**Supplied material**
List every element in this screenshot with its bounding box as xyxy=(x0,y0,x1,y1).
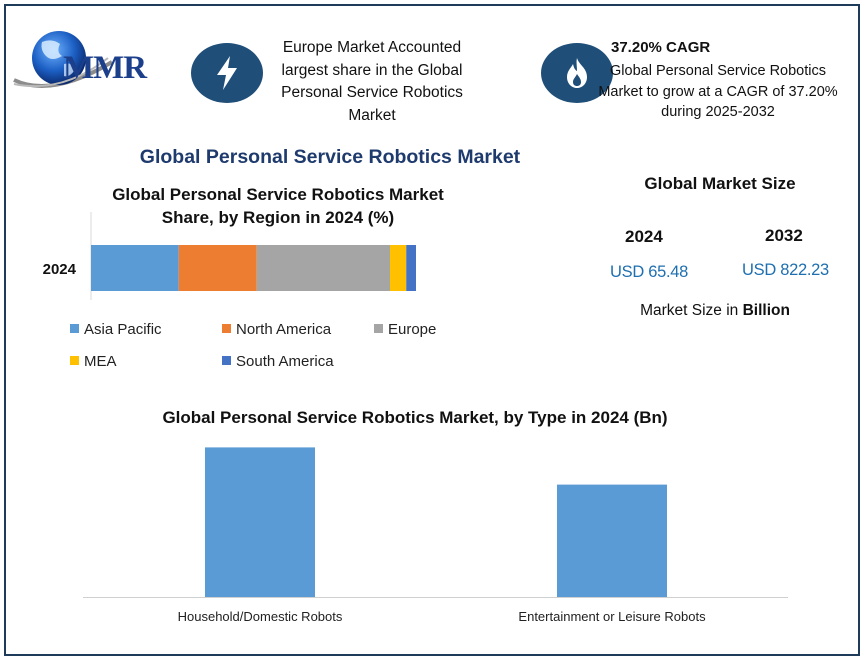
region-segment-north-america xyxy=(178,245,257,291)
type-chart-title: Global Personal Service Robotics Market,… xyxy=(162,408,668,427)
legend-swatch-south-america xyxy=(222,356,231,365)
legend-label-mea: MEA xyxy=(84,353,117,370)
type-bar-entertainment-or-leisure-robots xyxy=(557,484,667,597)
legend-label-south-america: South America xyxy=(236,353,334,370)
region-chart-category-label: 2024 xyxy=(43,261,77,278)
legend-swatch-mea xyxy=(70,356,79,365)
legend-swatch-europe xyxy=(374,324,383,333)
region-segment-asia-pacific xyxy=(91,245,179,291)
region-segment-europe xyxy=(256,245,390,291)
market-size-value-2032: USD 822.23 xyxy=(742,261,829,279)
market-size-unit: Market Size in Billion xyxy=(600,302,830,320)
mmr-logo xyxy=(12,28,172,98)
legend-label-asia-pacific: Asia Pacific xyxy=(84,321,162,338)
infographic-frame xyxy=(4,4,860,656)
legend-label-north-america: North America xyxy=(236,321,332,338)
market-size-unit-prefix: Market Size in xyxy=(640,302,743,319)
cagr-text: Global Personal Service Robotics Market … xyxy=(598,63,838,120)
legend-swatch-asia-pacific xyxy=(70,324,79,333)
cagr-title: 37.20% CAGR xyxy=(611,39,711,56)
legend-label-europe: Europe xyxy=(388,321,436,338)
legend-swatch-north-america xyxy=(222,324,231,333)
globe-icon xyxy=(13,31,114,88)
region-segment-mea xyxy=(390,245,407,291)
market-size-year-2024: 2024 xyxy=(625,227,663,246)
market-size-value-2024: USD 65.48 xyxy=(610,263,689,281)
type-bar-household-domestic-robots xyxy=(205,447,315,597)
main-title: Global Personal Service Robotics Market xyxy=(139,146,521,168)
type-tick-label-household-domestic-robots: Household/Domestic Robots xyxy=(178,609,343,624)
brand-name: MMR xyxy=(63,50,147,86)
market-size-year-2032: 2032 xyxy=(765,226,803,245)
flame-icon xyxy=(541,43,613,103)
market-size-title: Global Market Size xyxy=(644,174,796,193)
type-tick-label-entertainment-or-leisure-robots: Entertainment or Leisure Robots xyxy=(518,609,706,624)
region-segment-south-america xyxy=(406,245,416,291)
highlight-europe-text: Europe Market Accounted largest share in… xyxy=(281,39,463,124)
region-chart-title: Global Personal Service Robotics Market … xyxy=(112,185,444,227)
lightning-icon xyxy=(191,43,263,103)
market-size-unit-value: Billion xyxy=(742,302,790,319)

**Required task**
Copy the whole listing above word for word, omitting the picture.

**Output below**
List every element in this screenshot with its bounding box as xyxy=(x0,y0,x1,y1).
region-segment-north-america xyxy=(178,245,257,291)
type-chart-title: Global Personal Service Robotics Market,… xyxy=(162,408,668,427)
legend-swatch-south-america xyxy=(222,356,231,365)
legend-label-mea: MEA xyxy=(84,353,117,370)
type-bar-entertainment-or-leisure-robots xyxy=(557,484,667,597)
legend-label-south-america: South America xyxy=(236,353,334,370)
region-chart-category-label: 2024 xyxy=(43,261,77,278)
legend-swatch-mea xyxy=(70,356,79,365)
legend-swatch-europe xyxy=(374,324,383,333)
region-segment-asia-pacific xyxy=(91,245,179,291)
region-segment-europe xyxy=(256,245,390,291)
market-size-value-2032: USD 822.23 xyxy=(742,261,829,279)
market-size-unit: Market Size in Billion xyxy=(600,302,830,320)
mmr-logo xyxy=(12,28,172,98)
legend-label-asia-pacific: Asia Pacific xyxy=(84,321,162,338)
infographic-frame xyxy=(4,4,860,656)
legend-label-north-america: North America xyxy=(236,321,332,338)
market-size-unit-prefix: Market Size in xyxy=(640,302,743,319)
cagr-text: Global Personal Service Robotics Market … xyxy=(598,63,838,120)
legend-swatch-asia-pacific xyxy=(70,324,79,333)
cagr-title: 37.20% CAGR xyxy=(611,39,711,56)
legend-label-europe: Europe xyxy=(388,321,436,338)
legend-swatch-north-america xyxy=(222,324,231,333)
globe-icon xyxy=(13,31,114,88)
region-segment-mea xyxy=(390,245,407,291)
market-size-year-2024: 2024 xyxy=(625,227,663,246)
market-size-value-2024: USD 65.48 xyxy=(610,263,689,281)
type-bar-household-domestic-robots xyxy=(205,447,315,597)
main-title: Global Personal Service Robotics Market xyxy=(139,146,521,168)
type-tick-label-household-domestic-robots: Household/Domestic Robots xyxy=(178,609,343,624)
brand-name: MMR xyxy=(63,50,147,86)
market-size-year-2032: 2032 xyxy=(765,226,803,245)
flame-icon xyxy=(541,43,613,103)
market-size-title: Global Market Size xyxy=(644,174,796,193)
type-tick-label-entertainment-or-leisure-robots: Entertainment or Leisure Robots xyxy=(518,609,706,624)
region-segment-south-america xyxy=(406,245,416,291)
highlight-europe-text: Europe Market Accounted largest share in… xyxy=(281,39,463,124)
region-chart-title: Global Personal Service Robotics Market … xyxy=(112,185,444,227)
lightning-icon xyxy=(191,43,263,103)
market-size-unit-value: Billion xyxy=(742,302,790,319)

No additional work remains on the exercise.